● Liste des tâches
A: Pour chacune des affirmations suivantes, dites si elle concorde avec l'entretien avec Hooss, en répondant par oui ou par non et en citant tels quels les mots décisifs de l'entretien. (i) Hooss a assuré lui-même la réalisation de l'album. (ii) Guilty a plus de prods sur l'album que ce qui était prévu. (iii) Pour Temps Plein, Double X a bloqué quatre jours de studio.
B: Recopiez le passage de l'entretien avec Hooss allant de « H : Temps plein, je » jusqu'à « joué comme ça. » inclus, en remplaçant « au feeling » par « à l'instinct ».
C: Rédigez la suite de l'entretien avec Hooss à partir du point où il s'interrompt.

● Extrait à lire

== == ==

Hooss, la fierté des siens
Après avoir sorti deux mixtapes et s’être ainsi fait un nom, Hooss dévoile ce 10 mars un premier album, Temps Plein. Il revient le temps d’une interview sur ce projet, et sur son état d’esprit maintenant que la musique est son activité principale.
Abcdrduson : Lors de notre interview pour la sortie de French Riviera vol.2, l’an dernier, tu disais que la différence entre tes mixtapes et ton premier album serait la présence d’un directeur artistique sur celui-ci. Qu’en est-il ?
Hooss : Je devais assurer la direction artistique avec Guilty, mais du coup, j’ai un peu moins bossé avec lui, il a moins de prods sur l’album, et moi entre temps je m’étais dit qu’il valait mieux continuer à taffer le projet seul, comme je le faisais. En plus, j’aimerais bien travailler à la réalisation d’albums pour d’autres artistes, plus tard. Donc j’ai fait moi-même la réalisation de l’album, seul comme un D.A. Par contre, Double X, Guilty, Jay Paris, Triple N et Kakou, les beatmakers, ont été présents à chaque fois que j’ai enregistré sur une de leurs prods. J’ai fait chaque titres avec les beatmakers.
A : En quoi ta façon de travailler pour l’album et ta façon de travailler pour les mixtapes auparavant sont-elles différentes ?
H : Temps plein, je l’ai plus fait dans un délire d’Américain, au feeling. En mode je me déplace sur Paris, j’appelle Double X qui bloque quatre jours de studio, et on travaille au feeling. Je ne me suis pas pris la tête cette fois-ci. C’est peut-être ce que j’avais fait avant, j’avais un sentiment d’habitude, et cette fois je l’ai fait comme un Américain, sans prise de tête.
A : Et à aucun moment tu ne t’es fixé une sorte de cahier des charges, du style « il me faut un titre radio, un titre club, un titre ceci, un titre cela » ?
H : Non, non ! Sinon j’aurais fait un titre pour ma mère, ça fait longtemps que je ne l’ai pas fait. J’ai plus travaillé selon mon humeur. Aujourd’hui j’arrive, j’ai plus envie d’un son sombre, négatif, Guilty va me le faire. Un jour j’ai plus envie d’un son enjaillant, j’appelle Double X. Je l’ai plus joué comme ça.
A : Tu t’es attelé à la conception de l’album dans la foulée de French Riviera 2 ?

== == ==

Lignes de mise en page:
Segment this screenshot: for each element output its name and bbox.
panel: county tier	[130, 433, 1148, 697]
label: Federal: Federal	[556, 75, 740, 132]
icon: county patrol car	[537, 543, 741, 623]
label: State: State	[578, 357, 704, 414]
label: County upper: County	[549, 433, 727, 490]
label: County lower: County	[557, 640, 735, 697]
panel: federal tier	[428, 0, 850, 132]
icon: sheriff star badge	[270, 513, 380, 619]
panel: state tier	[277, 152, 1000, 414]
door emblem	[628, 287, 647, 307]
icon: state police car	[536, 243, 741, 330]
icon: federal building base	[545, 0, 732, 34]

== == ==

● Réponses par tâche
A:
(i) Oui : « Donc j’ai fait moi-même la réalisation de l’album, seul comme un D.A. »
(ii) Non : « il a moins de prods sur l’album »
(iii) Oui : « j’appelle Double X qui bloque quatre jours de studio »

B:
H : Temps plein, je l’ai plus fait dans un délire d’Américain, à l'instinct. En mode je me déplace sur Paris, j’appelle Double X qui bloque quatre jours de studio, et on travaille à l'instinct. Je ne me suis pas pris la tête cette fois-ci. C’est peut-être ce que j’avais fait avant, j’avais un sentiment d’habitude, et cette fois je l’ai fait comme un Américain, sans prise de tête.
A : Et à aucun moment tu ne t’es fixé une sorte de cahier des charges, du style « il me faut un titre radio, un titre club, un titre ceci, un titre cela » ?
H : Non, non ! Sinon j’aurais fait un titre pour ma mère, ça fait longtemps que je ne l’ai pas fait. J’ai plus travaillé selon mon humeur. Aujourd’hui j’arrive, j’ai plus envie d’un son sombre, négatif, Guilty va me le faire. Un jour j’ai plus envie d’un son enjaillant, j’appelle Double X. Je l’ai plus joué comme ça.

C:
H : Non, j’ai fait une longue pause, et je l’ai commencé fin novembre. J’ai fait l’album en deux mois, j’ai dû rendre le master le 31 janvier. J’ai fait une pause que je ne vais plus faire à mon avis, une pause que je n’aurais pas dû faire. Il y avait le délire que je m’installais dans ma vie, j’ai pris un appartement, j’ai ma gadji, il y a plein de trucs comme ça, puis les problèmes dans la vie, avec les gens. Ça m’a fait un peu reculer. Ce sont plein de petits trucs, mais pas au niveau de la musique ou de l’inspiration. Il y avait aussi l’été, et le ramadan, j’étais dans un mauvais timing. À un moment donné, je me suis motivé, j’ai fait une sorte de remise en question et je me suis dit « c’est le moment d’y aller, de se battre. » J’ai la chance d’être Hooss, il faut se battre.
A : Justement, tu as la chance d’avoir un nom, une certaine notoriété désormais, tu as bien tourné aussi ; quel serait le pallier à franchir pour toi avec ce disque ?
H : Sans mentir, comme d’habitude je n’ai pas d’attente, je suis en indé. Tant que c’est rentable, tant que je fais le tour de la France, que je fais les clubs, moi ça me va très bien. Maintenant si une étape devait être passée, ce serait de faire disque d’or, être plus gros, plus imposant. Là, j’ai encore un petit statut de jeune rappeur, même si je ne suis plus très jeune.
A : Des titres assez ouverts comme « Andiamo » ou « Elle le sait » ne peuvent-ils pas te faire passer ce cap ?
H : « Andiamo » je l’ai plus fait comme un son club, pour mes showcases. Franchement, quand je fais mes sons je ne me dis pas qu’il faut faire assez commercial ou quoi. « Andiamo » c’est vraiment club, comme « À la Gustavo ».
« Dans le rap je suis à fond, motivé, j’essaie d’avancer et je me bagarre. »
A : Il y a un certain contraste entre tes textes, très en prise avec une certaine réalité, disons liée à la rue, et ton interprétation et les instrus que tu choisis, de plus en plus ambiançantes.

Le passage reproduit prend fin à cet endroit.